§ Short task: Transcribe all of the material below word for word and leave out its pictures.

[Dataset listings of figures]
================================

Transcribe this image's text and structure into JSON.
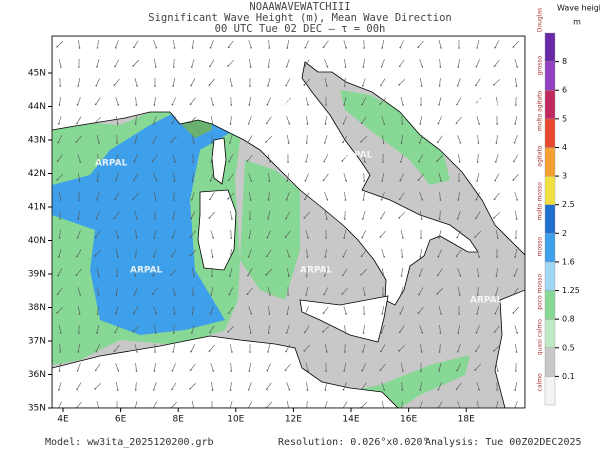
{
  "header": {
    "model": "NOAAWAVEWATCHIII",
    "variables": "Significant Wave Height (m), Mean Wave Direction",
    "time": "00 UTC Tue 02 DEC  —  τ = 00h"
  },
  "map": {
    "lat_labels": [
      "35N",
      "36N",
      "37N",
      "38N",
      "39N",
      "40N",
      "41N",
      "42N",
      "43N",
      "44N",
      "45N"
    ],
    "lon_labels": [
      "4E",
      "6E",
      "8E",
      "10E",
      "12E",
      "14E",
      "16E",
      "18E"
    ],
    "watermark": "ARPAL"
  },
  "colorbar": {
    "title": "Wave height",
    "unit": "m",
    "scale_title": "Douglas",
    "ticks": [
      0.1,
      0.5,
      0.8,
      1.25,
      1.6,
      2,
      2.5,
      3,
      4,
      5,
      6,
      8
    ],
    "colors": [
      "#f4f4f4",
      "#c8c8c8",
      "#bfe8c4",
      "#86d894",
      "#9fd6f4",
      "#3ea0ea",
      "#1f6fd0",
      "#f2e040",
      "#f5a030",
      "#e84830",
      "#c02860",
      "#9040c0",
      "#6a2aa8"
    ],
    "classes": [
      "calmo",
      "quasi calmo",
      "poco mosso",
      "mosso",
      "molto mosso",
      "agitato",
      "molto agitato",
      "grosso"
    ]
  },
  "footer": {
    "model": "Model: ww3ita_2025120200.grb",
    "resolution": "Resolution: 0.026°x0.020°",
    "analysis": "Analysis: Tue 00Z02DEC2025"
  }
}
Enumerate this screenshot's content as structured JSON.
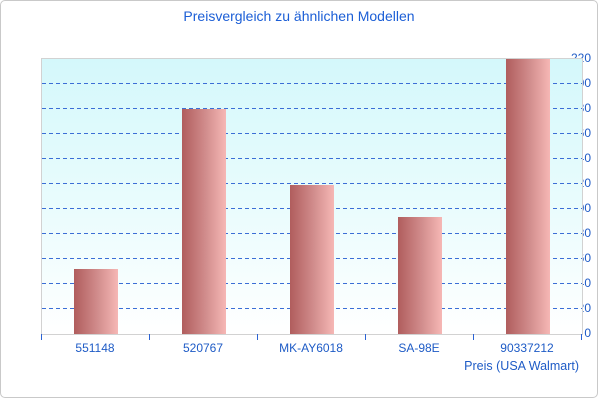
{
  "chart_data": {
    "type": "bar",
    "title": "Preisvergleich zu ähnlichen Modellen",
    "categories": [
      "551148",
      "520767",
      "MK-AY6018",
      "SA-98E",
      "90337212"
    ],
    "values": [
      52,
      180,
      119,
      94,
      220
    ],
    "xlabel": "Preis (USA Walmart)",
    "ylabel": "",
    "ylim": [
      0,
      220
    ],
    "ytick_step": 20,
    "grid": "horizontal-dashed",
    "legend_position": "none",
    "colors": {
      "title_text": "#1b5ed6",
      "axis_text": "#1e5bc6",
      "gridline": "#3b6ed6",
      "bar_gradient_left": "#b05d5d",
      "bar_gradient_right": "#f6b7b5",
      "plot_bg_top": "#d4f8fb",
      "plot_bg_bottom": "#ffffff",
      "plot_border": "#d2d2d2",
      "card_border": "#c9c9c9"
    }
  }
}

================================

§ Solution:
Transcribe this image's text and structure into JSON.
{
  "header": {
    "model": "NOAAWAVEWATCHIII",
    "variables": "Significant Wave Height (m), Mean Wave Direction",
    "time": "00 UTC Tue 02 DEC  —  τ = 00h"
  },
  "map": {
    "lat_labels": [
      "35N",
      "36N",
      "37N",
      "38N",
      "39N",
      "40N",
      "41N",
      "42N",
      "43N",
      "44N",
      "45N"
    ],
    "lon_labels": [
      "4E",
      "6E",
      "8E",
      "10E",
      "12E",
      "14E",
      "16E",
      "18E"
    ],
    "watermark": "ARPAL"
  },
  "colorbar": {
    "title": "Wave height",
    "unit": "m",
    "scale_title": "Douglas",
    "ticks": [
      0.1,
      0.5,
      0.8,
      1.25,
      1.6,
      2,
      2.5,
      3,
      4,
      5,
      6,
      8
    ],
    "colors": [
      "#f4f4f4",
      "#c8c8c8",
      "#bfe8c4",
      "#86d894",
      "#9fd6f4",
      "#3ea0ea",
      "#1f6fd0",
      "#f2e040",
      "#f5a030",
      "#e84830",
      "#c02860",
      "#9040c0",
      "#6a2aa8"
    ],
    "classes": [
      "calmo",
      "quasi calmo",
      "poco mosso",
      "mosso",
      "molto mosso",
      "agitato",
      "molto agitato",
      "grosso"
    ]
  },
  "footer": {
    "model": "Model: ww3ita_2025120200.grb",
    "resolution": "Resolution: 0.026°x0.020°",
    "analysis": "Analysis: Tue 00Z02DEC2025"
  }
}
Enumerate this screenshot's content as structured JSON.
{
  "chart_data": {
    "type": "bar",
    "title": "Preisvergleich zu ähnlichen Modellen",
    "categories": [
      "551148",
      "520767",
      "MK-AY6018",
      "SA-98E",
      "90337212"
    ],
    "values": [
      52,
      180,
      119,
      94,
      220
    ],
    "xlabel": "Preis (USA Walmart)",
    "ylabel": "",
    "ylim": [
      0,
      220
    ],
    "ytick_step": 20,
    "grid": "horizontal-dashed",
    "legend_position": "none",
    "colors": {
      "title_text": "#1b5ed6",
      "axis_text": "#1e5bc6",
      "gridline": "#3b6ed6",
      "bar_gradient_left": "#b05d5d",
      "bar_gradient_right": "#f6b7b5",
      "plot_bg_top": "#d4f8fb",
      "plot_bg_bottom": "#ffffff",
      "plot_border": "#d2d2d2",
      "card_border": "#c9c9c9"
    }
  }
}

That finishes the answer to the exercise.